With the pictures left out, copy the listing below exactly.

....

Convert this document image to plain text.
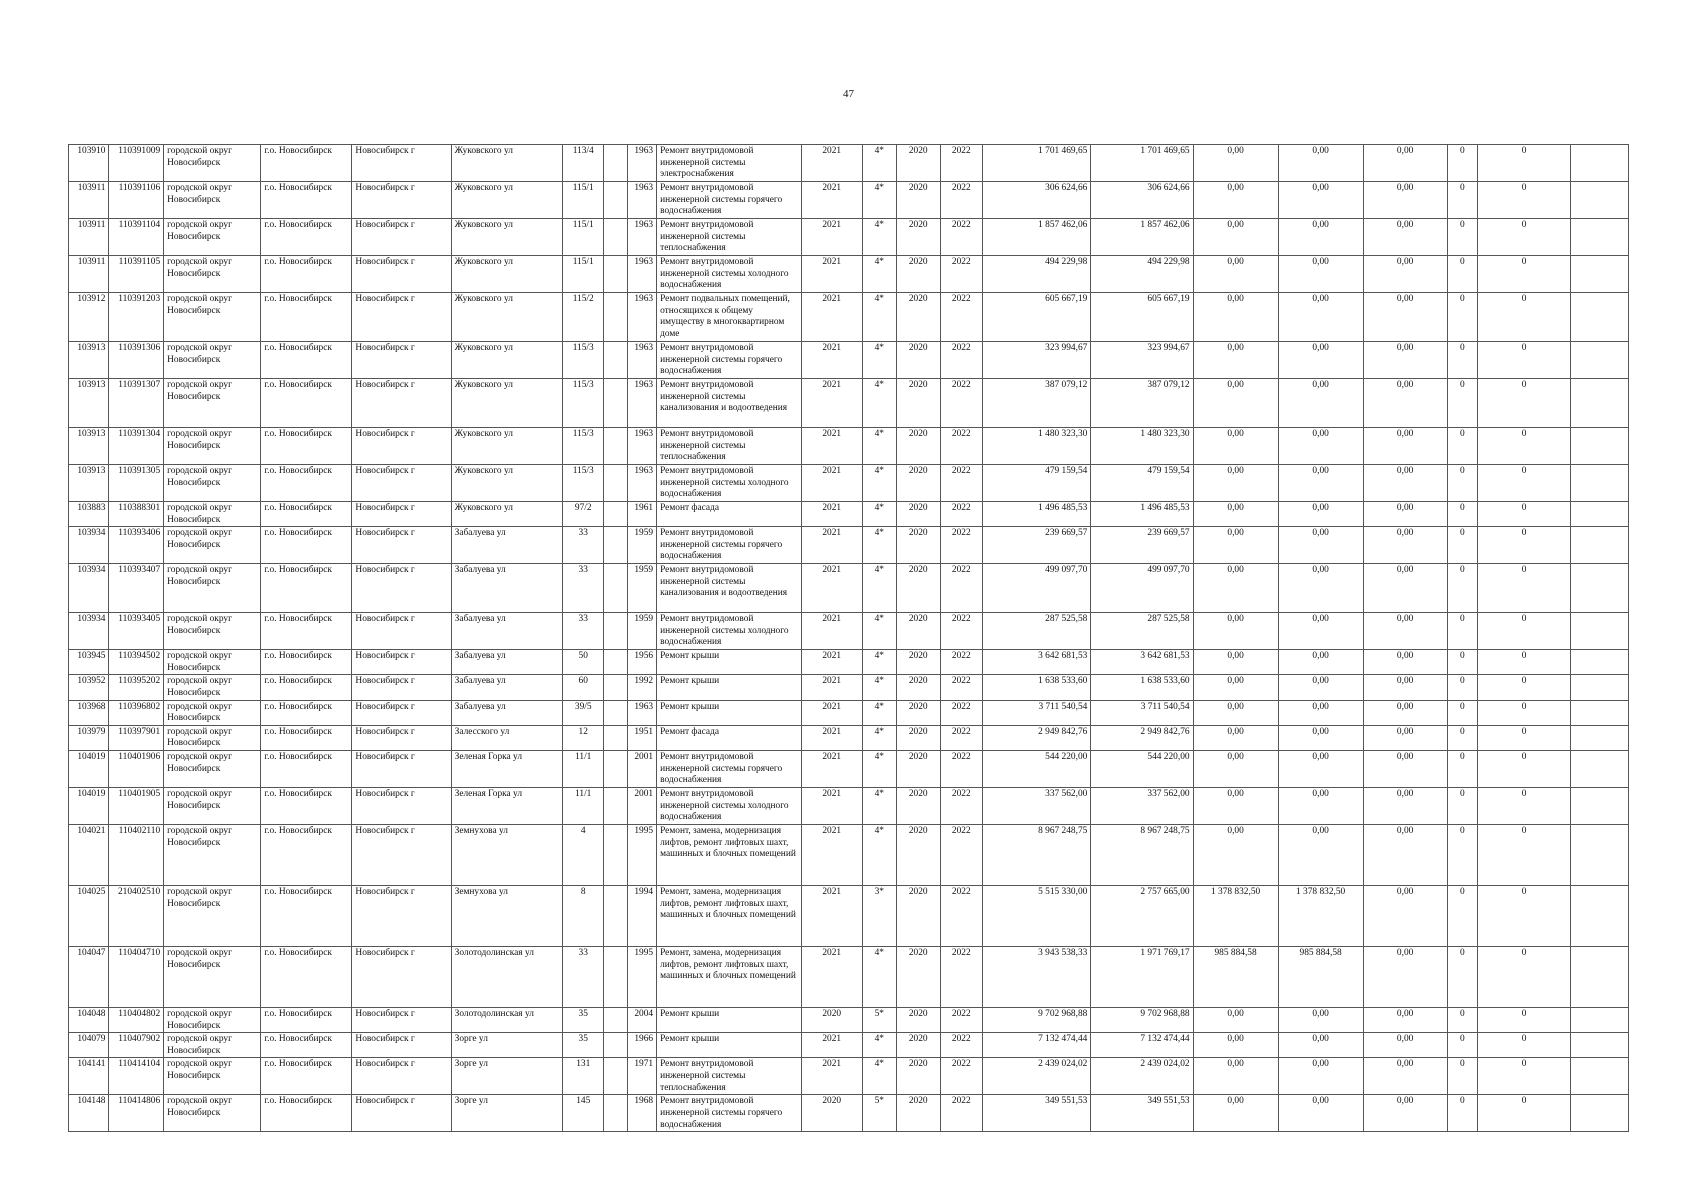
47
103910	110391009	городской округ Новосибирск	г.о. Новосибирск	Новосибирск г	Жуковского ул	113/4		1963	Ремонт внутридомовой инженерной системы электроснабжения	2021	4*	2020	2022	1 701 469,65	1 701 469,65	0,00	0,00	0,00	0	0	
103911	110391106	городской округ Новосибирск	г.о. Новосибирск	Новосибирск г	Жуковского ул	115/1		1963	Ремонт внутридомовой инженерной системы горячего водоснабжения	2021	4*	2020	2022	306 624,66	306 624,66	0,00	0,00	0,00	0	0	
103911	110391104	городской округ Новосибирск	г.о. Новосибирск	Новосибирск г	Жуковского ул	115/1		1963	Ремонт внутридомовой инженерной системы теплоснабжения	2021	4*	2020	2022	1 857 462,06	1 857 462,06	0,00	0,00	0,00	0	0	
103911	110391105	городской округ Новосибирск	г.о. Новосибирск	Новосибирск г	Жуковского ул	115/1		1963	Ремонт внутридомовой инженерной системы холодного водоснабжения	2021	4*	2020	2022	494 229,98	494 229,98	0,00	0,00	0,00	0	0	
103912	110391203	городской округ Новосибирск	г.о. Новосибирск	Новосибирск г	Жуковского ул	115/2		1963	Ремонт подвальных помещений, относящихся к общему имуществу в многоквартирном доме	2021	4*	2020	2022	605 667,19	605 667,19	0,00	0,00	0,00	0	0	
103913	110391306	городской округ Новосибирск	г.о. Новосибирск	Новосибирск г	Жуковского ул	115/3		1963	Ремонт внутридомовой инженерной системы горячего водоснабжения	2021	4*	2020	2022	323 994,67	323 994,67	0,00	0,00	0,00	0	0	
103913	110391307	городской округ Новосибирск	г.о. Новосибирск	Новосибирск г	Жуковского ул	115/3		1963	Ремонт внутридомовой инженерной системы канализования и водоотведения	2021	4*	2020	2022	387 079,12	387 079,12	0,00	0,00	0,00	0	0	
103913	110391304	городской округ Новосибирск	г.о. Новосибирск	Новосибирск г	Жуковского ул	115/3		1963	Ремонт внутридомовой инженерной системы теплоснабжения	2021	4*	2020	2022	1 480 323,30	1 480 323,30	0,00	0,00	0,00	0	0	
103913	110391305	городской округ Новосибирск	г.о. Новосибирск	Новосибирск г	Жуковского ул	115/3		1963	Ремонт внутридомовой инженерной системы холодного водоснабжения	2021	4*	2020	2022	479 159,54	479 159,54	0,00	0,00	0,00	0	0	
103883	110388301	городской округ Новосибирск	г.о. Новосибирск	Новосибирск г	Жуковского ул	97/2		1961	Ремонт фасада	2021	4*	2020	2022	1 496 485,53	1 496 485,53	0,00	0,00	0,00	0	0	
103934	110393406	городской округ Новосибирск	г.о. Новосибирск	Новосибирск г	Забалуева ул	33		1959	Ремонт внутридомовой инженерной системы горячего водоснабжения	2021	4*	2020	2022	239 669,57	239 669,57	0,00	0,00	0,00	0	0	
103934	110393407	городской округ Новосибирск	г.о. Новосибирск	Новосибирск г	Забалуева ул	33		1959	Ремонт внутридомовой инженерной системы канализования и водоотведения	2021	4*	2020	2022	499 097,70	499 097,70	0,00	0,00	0,00	0	0	
103934	110393405	городской округ Новосибирск	г.о. Новосибирск	Новосибирск г	Забалуева ул	33		1959	Ремонт внутридомовой инженерной системы холодного водоснабжения	2021	4*	2020	2022	287 525,58	287 525,58	0,00	0,00	0,00	0	0	
103945	110394502	городской округ Новосибирск	г.о. Новосибирск	Новосибирск г	Забалуева ул	50		1956	Ремонт крыши	2021	4*	2020	2022	3 642 681,53	3 642 681,53	0,00	0,00	0,00	0	0	
103952	110395202	городской округ Новосибирск	г.о. Новосибирск	Новосибирск г	Забалуева ул	60		1992	Ремонт крыши	2021	4*	2020	2022	1 638 533,60	1 638 533,60	0,00	0,00	0,00	0	0	
103968	110396802	городской округ Новосибирск	г.о. Новосибирск	Новосибирск г	Забалуева ул	39/5		1963	Ремонт крыши	2021	4*	2020	2022	3 711 540,54	3 711 540,54	0,00	0,00	0,00	0	0	
103979	110397901	городской округ Новосибирск	г.о. Новосибирск	Новосибирск г	Залесского ул	12		1951	Ремонт фасада	2021	4*	2020	2022	2 949 842,76	2 949 842,76	0,00	0,00	0,00	0	0	
104019	110401906	городской округ Новосибирск	г.о. Новосибирск	Новосибирск г	Зеленая Горка ул	11/1		2001	Ремонт внутридомовой инженерной системы горячего водоснабжения	2021	4*	2020	2022	544 220,00	544 220,00	0,00	0,00	0,00	0	0	
104019	110401905	городской округ Новосибирск	г.о. Новосибирск	Новосибирск г	Зеленая Горка ул	11/1		2001	Ремонт внутридомовой инженерной системы холодного водоснабжения	2021	4*	2020	2022	337 562,00	337 562,00	0,00	0,00	0,00	0	0	
104021	110402110	городской округ Новосибирск	г.о. Новосибирск	Новосибирск г	Земнухова ул	4		1995	Ремонт, замена, модернизация лифтов, ремонт лифтовых шахт, машинных и блочных помещений	2021	4*	2020	2022	8 967 248,75	8 967 248,75	0,00	0,00	0,00	0	0	
104025	210402510	городской округ Новосибирск	г.о. Новосибирск	Новосибирск г	Земнухова ул	8		1994	Ремонт, замена, модернизация лифтов, ремонт лифтовых шахт, машинных и блочных помещений	2021	3*	2020	2022	5 515 330,00	2 757 665,00	1 378 832,50	1 378 832,50	0,00	0	0	
104047	110404710	городской округ Новосибирск	г.о. Новосибирск	Новосибирск г	Золотодолинская ул	33		1995	Ремонт, замена, модернизация лифтов, ремонт лифтовых шахт, машинных и блочных помещений	2021	4*	2020	2022	3 943 538,33	1 971 769,17	985 884,58	985 884,58	0,00	0	0	
104048	110404802	городской округ Новосибирск	г.о. Новосибирск	Новосибирск г	Золотодолинская ул	35		2004	Ремонт крыши	2020	5*	2020	2022	9 702 968,88	9 702 968,88	0,00	0,00	0,00	0	0	
104079	110407902	городской округ Новосибирск	г.о. Новосибирск	Новосибирск г	Зорге ул	35		1966	Ремонт крыши	2021	4*	2020	2022	7 132 474,44	7 132 474,44	0,00	0,00	0,00	0	0	
104141	110414104	городской округ Новосибирск	г.о. Новосибирск	Новосибирск г	Зорге ул	131		1971	Ремонт внутридомовой инженерной системы теплоснабжения	2021	4*	2020	2022	2 439 024,02	2 439 024,02	0,00	0,00	0,00	0	0	
104148	110414806	городской округ Новосибирск	г.о. Новосибирск	Новосибирск г	Зорге ул	145		1968	Ремонт внутридомовой инженерной системы горячего водоснабжения	2020	5*	2020	2022	349 551,53	349 551,53	0,00	0,00	0,00	0	0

....

» **Solution below**:
Convert this document image to plain text.
47
103910	110391009	городской округ Новосибирск	г.о. Новосибирск	Новосибирск г	Жуковского ул	113/4		1963	Ремонт внутридомовой инженерной системы электроснабжения	2021	4*	2020	2022	1 701 469,65	1 701 469,65	0,00	0,00	0,00	0	0	
103911	110391106	городской округ Новосибирск	г.о. Новосибирск	Новосибирск г	Жуковского ул	115/1		1963	Ремонт внутридомовой инженерной системы горячего водоснабжения	2021	4*	2020	2022	306 624,66	306 624,66	0,00	0,00	0,00	0	0	
103911	110391104	городской округ Новосибирск	г.о. Новосибирск	Новосибирск г	Жуковского ул	115/1		1963	Ремонт внутридомовой инженерной системы теплоснабжения	2021	4*	2020	2022	1 857 462,06	1 857 462,06	0,00	0,00	0,00	0	0	
103911	110391105	городской округ Новосибирск	г.о. Новосибирск	Новосибирск г	Жуковского ул	115/1		1963	Ремонт внутридомовой инженерной системы холодного водоснабжения	2021	4*	2020	2022	494 229,98	494 229,98	0,00	0,00	0,00	0	0	
103912	110391203	городской округ Новосибирск	г.о. Новосибирск	Новосибирск г	Жуковского ул	115/2		1963	Ремонт подвальных помещений, относящихся к общему имуществу в многоквартирном доме	2021	4*	2020	2022	605 667,19	605 667,19	0,00	0,00	0,00	0	0	
103913	110391306	городской округ Новосибирск	г.о. Новосибирск	Новосибирск г	Жуковского ул	115/3		1963	Ремонт внутридомовой инженерной системы горячего водоснабжения	2021	4*	2020	2022	323 994,67	323 994,67	0,00	0,00	0,00	0	0	
103913	110391307	городской округ Новосибирск	г.о. Новосибирск	Новосибирск г	Жуковского ул	115/3		1963	Ремонт внутридомовой инженерной системы канализования и водоотведения	2021	4*	2020	2022	387 079,12	387 079,12	0,00	0,00	0,00	0	0	
103913	110391304	городской округ Новосибирск	г.о. Новосибирск	Новосибирск г	Жуковского ул	115/3		1963	Ремонт внутридомовой инженерной системы теплоснабжения	2021	4*	2020	2022	1 480 323,30	1 480 323,30	0,00	0,00	0,00	0	0	
103913	110391305	городской округ Новосибирск	г.о. Новосибирск	Новосибирск г	Жуковского ул	115/3		1963	Ремонт внутридомовой инженерной системы холодного водоснабжения	2021	4*	2020	2022	479 159,54	479 159,54	0,00	0,00	0,00	0	0	
103883	110388301	городской округ Новосибирск	г.о. Новосибирск	Новосибирск г	Жуковского ул	97/2		1961	Ремонт фасада	2021	4*	2020	2022	1 496 485,53	1 496 485,53	0,00	0,00	0,00	0	0	
103934	110393406	городской округ Новосибирск	г.о. Новосибирск	Новосибирск г	Забалуева ул	33		1959	Ремонт внутридомовой инженерной системы горячего водоснабжения	2021	4*	2020	2022	239 669,57	239 669,57	0,00	0,00	0,00	0	0	
103934	110393407	городской округ Новосибирск	г.о. Новосибирск	Новосибирск г	Забалуева ул	33		1959	Ремонт внутридомовой инженерной системы канализования и водоотведения	2021	4*	2020	2022	499 097,70	499 097,70	0,00	0,00	0,00	0	0	
103934	110393405	городской округ Новосибирск	г.о. Новосибирск	Новосибирск г	Забалуева ул	33		1959	Ремонт внутридомовой инженерной системы холодного водоснабжения	2021	4*	2020	2022	287 525,58	287 525,58	0,00	0,00	0,00	0	0	
103945	110394502	городской округ Новосибирск	г.о. Новосибирск	Новосибирск г	Забалуева ул	50		1956	Ремонт крыши	2021	4*	2020	2022	3 642 681,53	3 642 681,53	0,00	0,00	0,00	0	0	
103952	110395202	городской округ Новосибирск	г.о. Новосибирск	Новосибирск г	Забалуева ул	60		1992	Ремонт крыши	2021	4*	2020	2022	1 638 533,60	1 638 533,60	0,00	0,00	0,00	0	0	
103968	110396802	городской округ Новосибирск	г.о. Новосибирск	Новосибирск г	Забалуева ул	39/5		1963	Ремонт крыши	2021	4*	2020	2022	3 711 540,54	3 711 540,54	0,00	0,00	0,00	0	0	
103979	110397901	городской округ Новосибирск	г.о. Новосибирск	Новосибирск г	Залесского ул	12		1951	Ремонт фасада	2021	4*	2020	2022	2 949 842,76	2 949 842,76	0,00	0,00	0,00	0	0	
104019	110401906	городской округ Новосибирск	г.о. Новосибирск	Новосибирск г	Зеленая Горка ул	11/1		2001	Ремонт внутридомовой инженерной системы горячего водоснабжения	2021	4*	2020	2022	544 220,00	544 220,00	0,00	0,00	0,00	0	0	
104019	110401905	городской округ Новосибирск	г.о. Новосибирск	Новосибирск г	Зеленая Горка ул	11/1		2001	Ремонт внутридомовой инженерной системы холодного водоснабжения	2021	4*	2020	2022	337 562,00	337 562,00	0,00	0,00	0,00	0	0	
104021	110402110	городской округ Новосибирск	г.о. Новосибирск	Новосибирск г	Земнухова ул	4		1995	Ремонт, замена, модернизация лифтов, ремонт лифтовых шахт, машинных и блочных помещений	2021	4*	2020	2022	8 967 248,75	8 967 248,75	0,00	0,00	0,00	0	0	
104025	210402510	городской округ Новосибирск	г.о. Новосибирск	Новосибирск г	Земнухова ул	8		1994	Ремонт, замена, модернизация лифтов, ремонт лифтовых шахт, машинных и блочных помещений	2021	3*	2020	2022	5 515 330,00	2 757 665,00	1 378 832,50	1 378 832,50	0,00	0	0	
104047	110404710	городской округ Новосибирск	г.о. Новосибирск	Новосибирск г	Золотодолинская ул	33		1995	Ремонт, замена, модернизация лифтов, ремонт лифтовых шахт, машинных и блочных помещений	2021	4*	2020	2022	3 943 538,33	1 971 769,17	985 884,58	985 884,58	0,00	0	0	
104048	110404802	городской округ Новосибирск	г.о. Новосибирск	Новосибирск г	Золотодолинская ул	35		2004	Ремонт крыши	2020	5*	2020	2022	9 702 968,88	9 702 968,88	0,00	0,00	0,00	0	0	
104079	110407902	городской округ Новосибирск	г.о. Новосибирск	Новосибирск г	Зорге ул	35		1966	Ремонт крыши	2021	4*	2020	2022	7 132 474,44	7 132 474,44	0,00	0,00	0,00	0	0	
104141	110414104	городской округ Новосибирск	г.о. Новосибирск	Новосибирск г	Зорге ул	131		1971	Ремонт внутридомовой инженерной системы теплоснабжения	2021	4*	2020	2022	2 439 024,02	2 439 024,02	0,00	0,00	0,00	0	0	
104148	110414806	городской округ Новосибирск	г.о. Новосибирск	Новосибирск г	Зорге ул	145		1968	Ремонт внутридомовой инженерной системы горячего водоснабжения	2020	5*	2020	2022	349 551,53	349 551,53	0,00	0,00	0,00	0	0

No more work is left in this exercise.